### Task brief
Report how many lines of the listing below include the word "количество". Give nothing but the number.

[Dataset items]
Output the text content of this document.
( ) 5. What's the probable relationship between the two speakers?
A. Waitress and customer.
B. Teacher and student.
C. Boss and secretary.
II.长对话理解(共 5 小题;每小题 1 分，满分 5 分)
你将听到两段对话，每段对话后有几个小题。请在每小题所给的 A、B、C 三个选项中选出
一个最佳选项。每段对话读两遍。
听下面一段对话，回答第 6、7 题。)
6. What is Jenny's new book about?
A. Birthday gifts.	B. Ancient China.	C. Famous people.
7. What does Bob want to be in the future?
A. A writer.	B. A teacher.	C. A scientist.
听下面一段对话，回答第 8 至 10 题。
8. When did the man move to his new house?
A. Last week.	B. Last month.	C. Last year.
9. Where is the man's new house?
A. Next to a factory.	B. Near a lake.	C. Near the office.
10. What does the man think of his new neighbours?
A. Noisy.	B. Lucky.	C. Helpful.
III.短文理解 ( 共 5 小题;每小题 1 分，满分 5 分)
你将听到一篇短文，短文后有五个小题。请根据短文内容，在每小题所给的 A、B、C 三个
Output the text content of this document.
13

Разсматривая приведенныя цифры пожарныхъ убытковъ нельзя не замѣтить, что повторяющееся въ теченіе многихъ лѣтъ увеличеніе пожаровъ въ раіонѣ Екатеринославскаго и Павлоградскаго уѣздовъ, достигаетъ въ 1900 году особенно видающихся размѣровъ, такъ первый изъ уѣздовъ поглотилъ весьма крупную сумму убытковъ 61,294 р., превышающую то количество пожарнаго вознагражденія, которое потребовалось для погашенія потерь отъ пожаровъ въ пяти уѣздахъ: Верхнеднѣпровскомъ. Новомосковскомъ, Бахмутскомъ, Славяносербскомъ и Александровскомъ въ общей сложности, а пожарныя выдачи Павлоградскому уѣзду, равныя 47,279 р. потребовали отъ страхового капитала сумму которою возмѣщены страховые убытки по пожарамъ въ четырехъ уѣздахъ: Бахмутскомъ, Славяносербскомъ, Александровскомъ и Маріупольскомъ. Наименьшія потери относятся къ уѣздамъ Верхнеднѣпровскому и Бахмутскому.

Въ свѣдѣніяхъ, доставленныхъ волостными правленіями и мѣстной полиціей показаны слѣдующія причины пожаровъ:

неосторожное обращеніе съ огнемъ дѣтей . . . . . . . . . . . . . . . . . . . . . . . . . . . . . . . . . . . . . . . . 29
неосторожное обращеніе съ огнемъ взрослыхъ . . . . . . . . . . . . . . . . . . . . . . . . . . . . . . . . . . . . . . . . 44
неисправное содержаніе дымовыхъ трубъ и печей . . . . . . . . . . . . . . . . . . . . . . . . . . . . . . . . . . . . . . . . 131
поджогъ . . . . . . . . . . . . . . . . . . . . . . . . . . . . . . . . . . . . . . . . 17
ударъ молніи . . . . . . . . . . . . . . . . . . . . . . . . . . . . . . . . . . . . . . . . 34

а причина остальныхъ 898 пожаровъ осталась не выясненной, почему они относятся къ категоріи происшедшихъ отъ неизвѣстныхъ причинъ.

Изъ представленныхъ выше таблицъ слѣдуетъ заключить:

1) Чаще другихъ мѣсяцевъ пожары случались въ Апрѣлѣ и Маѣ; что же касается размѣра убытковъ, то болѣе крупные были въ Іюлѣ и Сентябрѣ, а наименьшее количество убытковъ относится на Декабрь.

### Output for this task
2